### OBJECTIVE
Images should be left out, and everything else in the listing reproduced exactly.

### GIVEN ENTRIES

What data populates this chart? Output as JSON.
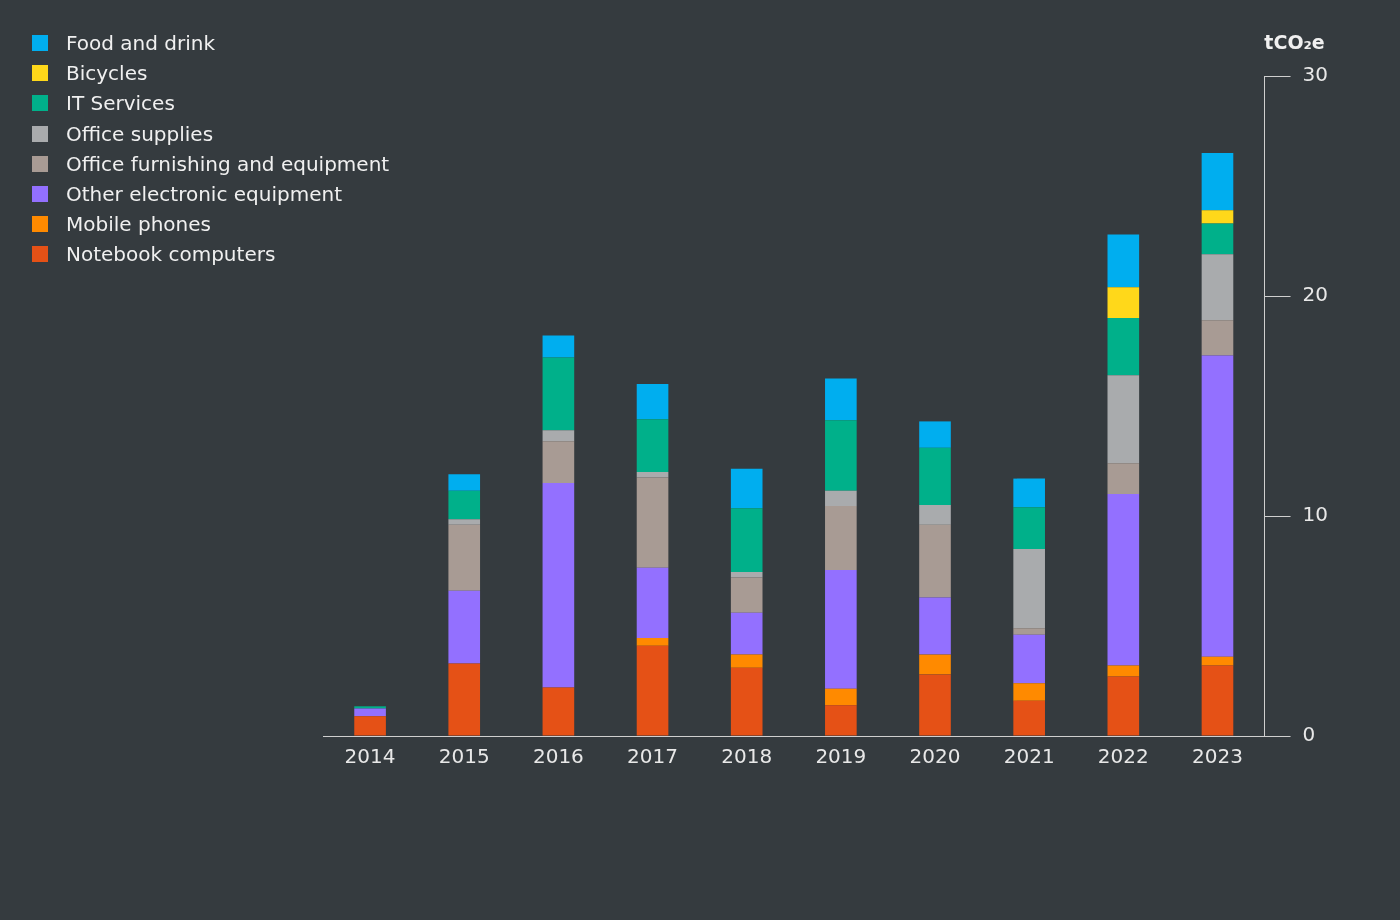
{
  "chart_data": {
    "type": "bar",
    "stacked": true,
    "ylabel": "tCO₂e",
    "legend": "top left",
    "grid": false,
    "categories": [
      "2014",
      "2015",
      "2016",
      "2017",
      "2018",
      "2019",
      "2020",
      "2021",
      "2022",
      "2023"
    ],
    "ylim": [
      0,
      30
    ],
    "yticks": [
      0,
      10,
      20,
      30
    ],
    "series": [
      {
        "name": "Notebook computers",
        "color": "#e55116",
        "values": [
          0.9,
          3.3,
          2.2,
          4.1,
          3.1,
          1.4,
          2.8,
          1.6,
          2.7,
          3.2
        ]
      },
      {
        "name": "Mobile phones",
        "color": "#ff8a00",
        "values": [
          0,
          0,
          0,
          0.35,
          0.6,
          0.75,
          0.9,
          0.8,
          0.5,
          0.4
        ]
      },
      {
        "name": "Other electronic equipment",
        "color": "#9370ff",
        "values": [
          0.35,
          3.3,
          9.3,
          3.2,
          1.9,
          5.4,
          2.6,
          2.2,
          7.8,
          13.7
        ]
      },
      {
        "name": "Office furnishing and equipment",
        "color": "#a89b94",
        "values": [
          0,
          3.0,
          1.9,
          4.1,
          1.6,
          2.9,
          3.3,
          0.3,
          1.4,
          1.6
        ]
      },
      {
        "name": "Office supplies",
        "color": "#a9abad",
        "values": [
          0,
          0.25,
          0.5,
          0.25,
          0.25,
          0.7,
          0.9,
          3.6,
          4.0,
          3.0
        ]
      },
      {
        "name": "IT Services",
        "color": "#00b08a",
        "values": [
          0.1,
          1.3,
          3.3,
          2.4,
          2.9,
          3.2,
          2.6,
          1.9,
          2.6,
          1.4
        ]
      },
      {
        "name": "Bicycles",
        "color": "#ffd81a",
        "values": [
          0,
          0,
          0,
          0,
          0,
          0,
          0,
          0,
          1.4,
          0.6
        ]
      },
      {
        "name": "Food and drink",
        "color": "#00aeef",
        "values": [
          0,
          0.75,
          1.0,
          1.6,
          1.8,
          1.9,
          1.2,
          1.3,
          2.4,
          2.6
        ]
      }
    ]
  }
}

######

### OUTPUT FOR THIS EXERCISE
What data populates this chart? Output as JSON.
{
  "chart_data": {
    "type": "bar",
    "stacked": true,
    "ylabel": "tCO₂e",
    "legend": "top left",
    "grid": false,
    "categories": [
      "2014",
      "2015",
      "2016",
      "2017",
      "2018",
      "2019",
      "2020",
      "2021",
      "2022",
      "2023"
    ],
    "ylim": [
      0,
      30
    ],
    "yticks": [
      0,
      10,
      20,
      30
    ],
    "series": [
      {
        "name": "Notebook computers",
        "color": "#e55116",
        "values": [
          0.9,
          3.3,
          2.2,
          4.1,
          3.1,
          1.4,
          2.8,
          1.6,
          2.7,
          3.2
        ]
      },
      {
        "name": "Mobile phones",
        "color": "#ff8a00",
        "values": [
          0,
          0,
          0,
          0.35,
          0.6,
          0.75,
          0.9,
          0.8,
          0.5,
          0.4
        ]
      },
      {
        "name": "Other electronic equipment",
        "color": "#9370ff",
        "values": [
          0.35,
          3.3,
          9.3,
          3.2,
          1.9,
          5.4,
          2.6,
          2.2,
          7.8,
          13.7
        ]
      },
      {
        "name": "Office furnishing and equipment",
        "color": "#a89b94",
        "values": [
          0,
          3.0,
          1.9,
          4.1,
          1.6,
          2.9,
          3.3,
          0.3,
          1.4,
          1.6
        ]
      },
      {
        "name": "Office supplies",
        "color": "#a9abad",
        "values": [
          0,
          0.25,
          0.5,
          0.25,
          0.25,
          0.7,
          0.9,
          3.6,
          4.0,
          3.0
        ]
      },
      {
        "name": "IT Services",
        "color": "#00b08a",
        "values": [
          0.1,
          1.3,
          3.3,
          2.4,
          2.9,
          3.2,
          2.6,
          1.9,
          2.6,
          1.4
        ]
      },
      {
        "name": "Bicycles",
        "color": "#ffd81a",
        "values": [
          0,
          0,
          0,
          0,
          0,
          0,
          0,
          0,
          1.4,
          0.6
        ]
      },
      {
        "name": "Food and drink",
        "color": "#00aeef",
        "values": [
          0,
          0.75,
          1.0,
          1.6,
          1.8,
          1.9,
          1.2,
          1.3,
          2.4,
          2.6
        ]
      }
    ]
  }
}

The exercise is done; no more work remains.